* Begin Data records *
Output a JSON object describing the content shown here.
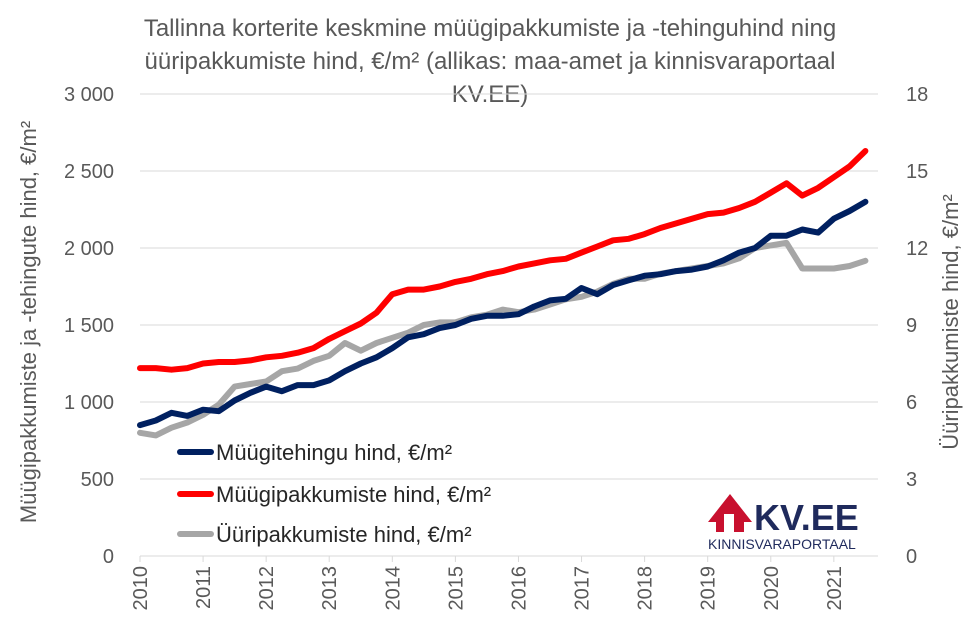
{
  "chart_data": {
    "type": "line",
    "title": "Tallinna korterite keskmine müügipakkumiste ja -tehinguhind ning üüripakkumiste hind, €/m² (allikas: maa-amet ja kinnisvaraportaal KV.EE)",
    "ylabel_left": "Müügipakkumiste ja -tehingute hind, €/m²",
    "ylabel_right": "Üüripakkumiste hind, €/m²",
    "ylim_left": [
      0,
      3000
    ],
    "ylim_right": [
      0,
      18
    ],
    "y_ticks_left": [
      "0",
      "500",
      "1 000",
      "1 500",
      "2 000",
      "2 500",
      "3 000"
    ],
    "y_ticks_right": [
      "0",
      "3",
      "6",
      "9",
      "12",
      "15",
      "18"
    ],
    "x_ticks": [
      "2010",
      "2011",
      "2012",
      "2013",
      "2014",
      "2015",
      "2016",
      "2017",
      "2018",
      "2019",
      "2020",
      "2021"
    ],
    "legend_placement": "bottom-left",
    "series": [
      {
        "name": "Müügitehingu hind, €/m²",
        "axis": "left",
        "color": "#002060",
        "x": [
          2010.0,
          2010.25,
          2010.5,
          2010.75,
          2011.0,
          2011.25,
          2011.5,
          2011.75,
          2012.0,
          2012.25,
          2012.5,
          2012.75,
          2013.0,
          2013.25,
          2013.5,
          2013.75,
          2014.0,
          2014.25,
          2014.5,
          2014.75,
          2015.0,
          2015.25,
          2015.5,
          2015.75,
          2016.0,
          2016.25,
          2016.5,
          2016.75,
          2017.0,
          2017.25,
          2017.5,
          2017.75,
          2018.0,
          2018.25,
          2018.5,
          2018.75,
          2019.0,
          2019.25,
          2019.5,
          2019.75,
          2020.0,
          2020.25,
          2020.5,
          2020.75,
          2021.0,
          2021.25,
          2021.5
        ],
        "values": [
          850,
          880,
          930,
          910,
          950,
          940,
          1010,
          1060,
          1100,
          1070,
          1110,
          1110,
          1140,
          1200,
          1250,
          1290,
          1350,
          1420,
          1440,
          1480,
          1500,
          1540,
          1560,
          1560,
          1570,
          1620,
          1660,
          1670,
          1740,
          1700,
          1760,
          1790,
          1820,
          1830,
          1850,
          1860,
          1880,
          1920,
          1970,
          2000,
          2080,
          2080,
          2120,
          2100,
          2190,
          2240,
          2300
        ]
      },
      {
        "name": "Müügipakkumiste hind, €/m²",
        "axis": "left",
        "color": "#ff0000",
        "x": [
          2010.0,
          2010.25,
          2010.5,
          2010.75,
          2011.0,
          2011.25,
          2011.5,
          2011.75,
          2012.0,
          2012.25,
          2012.5,
          2012.75,
          2013.0,
          2013.25,
          2013.5,
          2013.75,
          2014.0,
          2014.25,
          2014.5,
          2014.75,
          2015.0,
          2015.25,
          2015.5,
          2015.75,
          2016.0,
          2016.25,
          2016.5,
          2016.75,
          2017.0,
          2017.25,
          2017.5,
          2017.75,
          2018.0,
          2018.25,
          2018.5,
          2018.75,
          2019.0,
          2019.25,
          2019.5,
          2019.75,
          2020.0,
          2020.25,
          2020.5,
          2020.75,
          2021.0,
          2021.25,
          2021.5
        ],
        "values": [
          1220,
          1220,
          1210,
          1220,
          1250,
          1260,
          1260,
          1270,
          1290,
          1300,
          1320,
          1350,
          1410,
          1460,
          1510,
          1580,
          1700,
          1730,
          1730,
          1750,
          1780,
          1800,
          1830,
          1850,
          1880,
          1900,
          1920,
          1930,
          1970,
          2010,
          2050,
          2060,
          2090,
          2130,
          2160,
          2190,
          2220,
          2230,
          2260,
          2300,
          2360,
          2420,
          2340,
          2390,
          2460,
          2530,
          2630
        ]
      },
      {
        "name": "Üüripakkumiste hind, €/m²",
        "axis": "right",
        "color": "#a6a6a6",
        "x": [
          2010.0,
          2010.25,
          2010.5,
          2010.75,
          2011.0,
          2011.25,
          2011.5,
          2011.75,
          2012.0,
          2012.25,
          2012.5,
          2012.75,
          2013.0,
          2013.25,
          2013.5,
          2013.75,
          2014.0,
          2014.25,
          2014.5,
          2014.75,
          2015.0,
          2015.25,
          2015.5,
          2015.75,
          2016.0,
          2016.25,
          2016.5,
          2016.75,
          2017.0,
          2017.25,
          2017.5,
          2017.75,
          2018.0,
          2018.25,
          2018.5,
          2018.75,
          2019.0,
          2019.25,
          2019.5,
          2019.75,
          2020.0,
          2020.25,
          2020.5,
          2020.75,
          2021.0,
          2021.25,
          2021.5
        ],
        "values": [
          4.8,
          4.7,
          5.0,
          5.2,
          5.5,
          5.9,
          6.6,
          6.7,
          6.8,
          7.2,
          7.3,
          7.6,
          7.8,
          8.3,
          8.0,
          8.3,
          8.5,
          8.7,
          9.0,
          9.1,
          9.1,
          9.3,
          9.4,
          9.6,
          9.5,
          9.6,
          9.8,
          10.0,
          10.1,
          10.3,
          10.6,
          10.8,
          10.8,
          11.0,
          11.1,
          11.2,
          11.3,
          11.4,
          11.6,
          12.0,
          12.1,
          12.2,
          11.2,
          11.2,
          11.2,
          11.3,
          11.5
        ]
      }
    ]
  },
  "logo": {
    "brand": "KV.EE",
    "tagline": "KINNISVARAPORTAAL",
    "color": "#c8102e",
    "text_color": "#1f2a5c"
  }
}
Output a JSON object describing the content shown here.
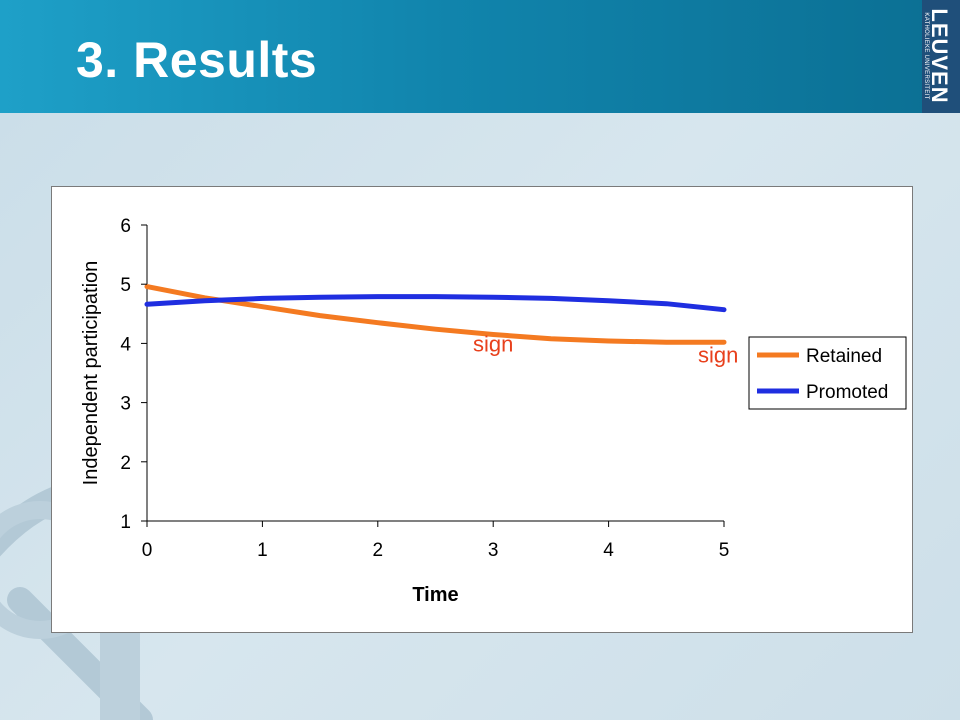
{
  "slide": {
    "title": "3. Results",
    "logo_main": "LEUVEN",
    "logo_sub": "KATHOLIEKE UNIVERSITEIT"
  },
  "colors": {
    "retained": "#f47a21",
    "promoted": "#1f2ee0",
    "annotation": "#e8401c"
  },
  "chart_data": {
    "type": "line",
    "xlabel": "Time",
    "ylabel": "Independent participation",
    "xlim": [
      0,
      5
    ],
    "ylim": [
      1,
      6
    ],
    "x_ticks": [
      0,
      1,
      2,
      3,
      4,
      5
    ],
    "y_ticks": [
      1,
      2,
      3,
      4,
      5,
      6
    ],
    "legend_position": "right",
    "series": [
      {
        "name": "Retained",
        "x": [
          0,
          0.5,
          1,
          1.5,
          2,
          2.5,
          3,
          3.5,
          4,
          4.5,
          5
        ],
        "values": [
          4.96,
          4.77,
          4.62,
          4.47,
          4.35,
          4.24,
          4.15,
          4.08,
          4.04,
          4.02,
          4.02
        ]
      },
      {
        "name": "Promoted",
        "x": [
          0,
          0.5,
          1,
          1.5,
          2,
          2.5,
          3,
          3.5,
          4,
          4.5,
          5
        ],
        "values": [
          4.66,
          4.72,
          4.76,
          4.78,
          4.79,
          4.79,
          4.78,
          4.76,
          4.72,
          4.67,
          4.57
        ]
      }
    ],
    "annotations": [
      {
        "text": "sign",
        "x": 3.0,
        "y": 3.86
      },
      {
        "text": "sign",
        "x": 4.95,
        "y": 3.68
      }
    ]
  }
}
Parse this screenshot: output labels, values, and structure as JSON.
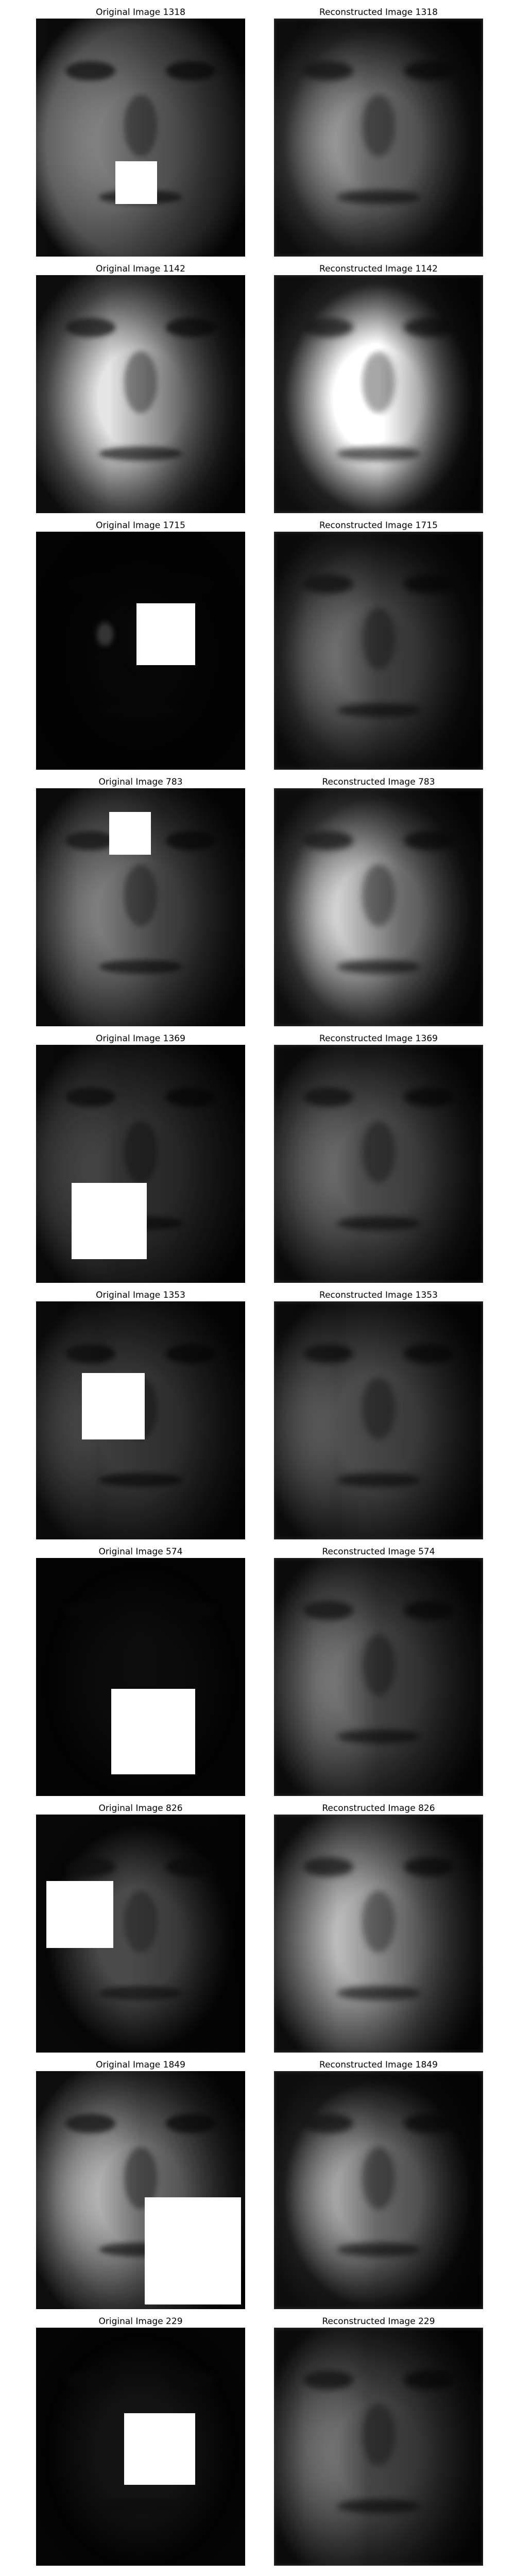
{
  "figure": {
    "rows": [
      {
        "original_title": "Original Image 1318",
        "reconstructed_title": "Reconstructed Image 1318"
      },
      {
        "original_title": "Original Image 1142",
        "reconstructed_title": "Reconstructed Image 1142"
      },
      {
        "original_title": "Original Image 1715",
        "reconstructed_title": "Reconstructed Image 1715"
      },
      {
        "original_title": "Original Image 783",
        "reconstructed_title": "Reconstructed Image 783"
      },
      {
        "original_title": "Original Image 1369",
        "reconstructed_title": "Reconstructed Image 1369"
      },
      {
        "original_title": "Original Image 1353",
        "reconstructed_title": "Reconstructed Image 1353"
      },
      {
        "original_title": "Original Image 574",
        "reconstructed_title": "Reconstructed Image 574"
      },
      {
        "original_title": "Original Image 826",
        "reconstructed_title": "Reconstructed Image 826"
      },
      {
        "original_title": "Original Image 1849",
        "reconstructed_title": "Reconstructed Image 1849"
      },
      {
        "original_title": "Original Image 229",
        "reconstructed_title": "Reconstructed Image 229"
      }
    ]
  }
}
* End Data records *
> _What to produce_
Beginning at the line that contains "Parse this screenshot: output", retype each line of the data above through the very last one. Do not retype the pictures.

> _Result of this task_
Parse this screenshot: output labels, values, and structure as JSON.
{
  "figure": {
    "rows": [
      {
        "original_title": "Original Image 1318",
        "reconstructed_title": "Reconstructed Image 1318"
      },
      {
        "original_title": "Original Image 1142",
        "reconstructed_title": "Reconstructed Image 1142"
      },
      {
        "original_title": "Original Image 1715",
        "reconstructed_title": "Reconstructed Image 1715"
      },
      {
        "original_title": "Original Image 783",
        "reconstructed_title": "Reconstructed Image 783"
      },
      {
        "original_title": "Original Image 1369",
        "reconstructed_title": "Reconstructed Image 1369"
      },
      {
        "original_title": "Original Image 1353",
        "reconstructed_title": "Reconstructed Image 1353"
      },
      {
        "original_title": "Original Image 574",
        "reconstructed_title": "Reconstructed Image 574"
      },
      {
        "original_title": "Original Image 826",
        "reconstructed_title": "Reconstructed Image 826"
      },
      {
        "original_title": "Original Image 1849",
        "reconstructed_title": "Reconstructed Image 1849"
      },
      {
        "original_title": "Original Image 229",
        "reconstructed_title": "Reconstructed Image 229"
      }
    ]
  }
}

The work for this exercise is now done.